> _EXERCISE DETAILS_
Word for word, retype every entry in the listing.

> _EXTRACTED MATERIAL_
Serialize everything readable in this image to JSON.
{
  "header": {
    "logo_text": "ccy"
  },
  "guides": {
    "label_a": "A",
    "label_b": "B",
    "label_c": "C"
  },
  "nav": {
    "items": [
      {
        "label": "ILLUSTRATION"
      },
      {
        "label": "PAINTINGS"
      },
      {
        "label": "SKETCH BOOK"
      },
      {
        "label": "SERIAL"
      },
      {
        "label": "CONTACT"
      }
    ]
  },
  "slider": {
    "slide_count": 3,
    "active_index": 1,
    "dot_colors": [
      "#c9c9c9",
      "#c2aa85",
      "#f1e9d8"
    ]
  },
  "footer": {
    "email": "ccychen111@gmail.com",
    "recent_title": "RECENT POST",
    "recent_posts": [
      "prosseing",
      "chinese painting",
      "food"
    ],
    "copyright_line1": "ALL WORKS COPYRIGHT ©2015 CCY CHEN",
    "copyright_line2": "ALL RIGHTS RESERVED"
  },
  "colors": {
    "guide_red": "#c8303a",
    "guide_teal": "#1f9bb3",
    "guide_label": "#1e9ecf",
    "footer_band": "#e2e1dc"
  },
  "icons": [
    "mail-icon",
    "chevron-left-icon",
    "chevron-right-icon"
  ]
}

> _TASK RESPONSE_
Serialize everything readable in this image to JSON.
{
  "header": {
    "logo_text": "ccy"
  },
  "guides": {
    "label_a": "A",
    "label_b": "B",
    "label_c": "C"
  },
  "nav": {
    "items": [
      {
        "label": "ILLUSTRATION"
      },
      {
        "label": "PAINTINGS"
      },
      {
        "label": "SKETCH BOOK"
      },
      {
        "label": "SERIAL"
      },
      {
        "label": "CONTACT"
      }
    ]
  },
  "slider": {
    "slide_count": 3,
    "active_index": 1,
    "dot_colors": [
      "#c9c9c9",
      "#c2aa85",
      "#f1e9d8"
    ]
  },
  "footer": {
    "email": "ccychen111@gmail.com",
    "recent_title": "RECENT POST",
    "recent_posts": [
      "prosseing",
      "chinese painting",
      "food"
    ],
    "copyright_line1": "ALL WORKS COPYRIGHT ©2015 CCY CHEN",
    "copyright_line2": "ALL RIGHTS RESERVED"
  },
  "colors": {
    "guide_red": "#c8303a",
    "guide_teal": "#1f9bb3",
    "guide_label": "#1e9ecf",
    "footer_band": "#e2e1dc"
  },
  "icons": [
    "mail-icon",
    "chevron-left-icon",
    "chevron-right-icon"
  ]
}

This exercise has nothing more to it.